Extract the full listing below without altering a single character.

BEGIN Entries shown

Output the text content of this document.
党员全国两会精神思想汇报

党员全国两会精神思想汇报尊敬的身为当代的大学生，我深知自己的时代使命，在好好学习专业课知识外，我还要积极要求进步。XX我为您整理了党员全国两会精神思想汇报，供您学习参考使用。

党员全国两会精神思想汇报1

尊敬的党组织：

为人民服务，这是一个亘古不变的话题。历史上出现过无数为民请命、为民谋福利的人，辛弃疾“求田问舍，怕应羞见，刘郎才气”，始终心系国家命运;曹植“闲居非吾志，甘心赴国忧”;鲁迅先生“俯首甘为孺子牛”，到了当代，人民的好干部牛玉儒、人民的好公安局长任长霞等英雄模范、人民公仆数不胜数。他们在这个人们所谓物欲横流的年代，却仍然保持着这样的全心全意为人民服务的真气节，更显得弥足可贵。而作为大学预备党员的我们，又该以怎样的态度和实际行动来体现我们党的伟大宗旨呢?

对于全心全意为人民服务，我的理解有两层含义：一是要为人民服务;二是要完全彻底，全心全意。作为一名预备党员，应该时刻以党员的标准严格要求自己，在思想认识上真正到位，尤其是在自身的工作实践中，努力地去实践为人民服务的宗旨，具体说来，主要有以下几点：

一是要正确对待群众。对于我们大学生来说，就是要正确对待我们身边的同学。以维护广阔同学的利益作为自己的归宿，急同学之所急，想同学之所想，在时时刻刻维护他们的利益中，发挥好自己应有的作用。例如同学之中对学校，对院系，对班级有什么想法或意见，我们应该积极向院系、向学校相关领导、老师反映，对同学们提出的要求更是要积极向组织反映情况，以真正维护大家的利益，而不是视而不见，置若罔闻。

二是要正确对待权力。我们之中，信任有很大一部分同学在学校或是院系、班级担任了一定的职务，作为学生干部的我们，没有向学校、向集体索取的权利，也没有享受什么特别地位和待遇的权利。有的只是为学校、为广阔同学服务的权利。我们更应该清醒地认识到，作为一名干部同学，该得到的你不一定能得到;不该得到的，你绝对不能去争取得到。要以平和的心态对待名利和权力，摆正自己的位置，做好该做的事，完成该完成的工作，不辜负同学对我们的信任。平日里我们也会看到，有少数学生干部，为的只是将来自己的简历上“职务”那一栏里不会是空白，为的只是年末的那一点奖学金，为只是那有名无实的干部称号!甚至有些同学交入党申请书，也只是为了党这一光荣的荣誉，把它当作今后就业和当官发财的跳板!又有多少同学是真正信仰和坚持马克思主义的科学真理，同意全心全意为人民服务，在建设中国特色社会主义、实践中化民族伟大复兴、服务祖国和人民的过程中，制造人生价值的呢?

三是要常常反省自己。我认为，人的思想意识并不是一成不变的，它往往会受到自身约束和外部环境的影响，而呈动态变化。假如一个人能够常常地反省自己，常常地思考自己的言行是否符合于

END Entries shown

The answer
Output the text content of this document.
党员全国两会精神思想汇报

党员全国两会精神思想汇报尊敬的身为当代的大学生，我深知自己的时代使命，在好好学习专业课知识外，我还要积极要求进步。XX我为您整理了党员全国两会精神思想汇报，供您学习参考使用。

党员全国两会精神思想汇报1

尊敬的党组织：

为人民服务，这是一个亘古不变的话题。历史上出现过无数为民请命、为民谋福利的人，辛弃疾“求田问舍，怕应羞见，刘郎才气”，始终心系国家命运;曹植“闲居非吾志，甘心赴国忧”;鲁迅先生“俯首甘为孺子牛”，到了当代，人民的好干部牛玉儒、人民的好公安局长任长霞等英雄模范、人民公仆数不胜数。他们在这个人们所谓物欲横流的年代，却仍然保持着这样的全心全意为人民服务的真气节，更显得弥足可贵。而作为大学预备党员的我们，又该以怎样的态度和实际行动来体现我们党的伟大宗旨呢?

对于全心全意为人民服务，我的理解有两层含义：一是要为人民服务;二是要完全彻底，全心全意。作为一名预备党员，应该时刻以党员的标准严格要求自己，在思想认识上真正到位，尤其是在自身的工作实践中，努力地去实践为人民服务的宗旨，具体说来，主要有以下几点：

一是要正确对待群众。对于我们大学生来说，就是要正确对待我们身边的同学。以维护广阔同学的利益作为自己的归宿，急同学之所急，想同学之所想，在时时刻刻维护他们的利益中，发挥好自己应有的作用。例如同学之中对学校，对院系，对班级有什么想法或意见，我们应该积极向院系、向学校相关领导、老师反映，对同学们提出的要求更是要积极向组织反映情况，以真正维护大家的利益，而不是视而不见，置若罔闻。

二是要正确对待权力。我们之中，信任有很大一部分同学在学校或是院系、班级担任了一定的职务，作为学生干部的我们，没有向学校、向集体索取的权利，也没有享受什么特别地位和待遇的权利。有的只是为学校、为广阔同学服务的权利。我们更应该清醒地认识到，作为一名干部同学，该得到的你不一定能得到;不该得到的，你绝对不能去争取得到。要以平和的心态对待名利和权力，摆正自己的位置，做好该做的事，完成该完成的工作，不辜负同学对我们的信任。平日里我们也会看到，有少数学生干部，为的只是将来自己的简历上“职务”那一栏里不会是空白，为的只是年末的那一点奖学金，为只是那有名无实的干部称号!甚至有些同学交入党申请书，也只是为了党这一光荣的荣誉，把它当作今后就业和当官发财的跳板!又有多少同学是真正信仰和坚持马克思主义的科学真理，同意全心全意为人民服务，在建设中国特色社会主义、实践中化民族伟大复兴、服务祖国和人民的过程中，制造人生价值的呢?

三是要常常反省自己。我认为，人的思想意识并不是一成不变的，它往往会受到自身约束和外部环境的影响，而呈动态变化。假如一个人能够常常地反省自己，常常地思考自己的言行是否符合于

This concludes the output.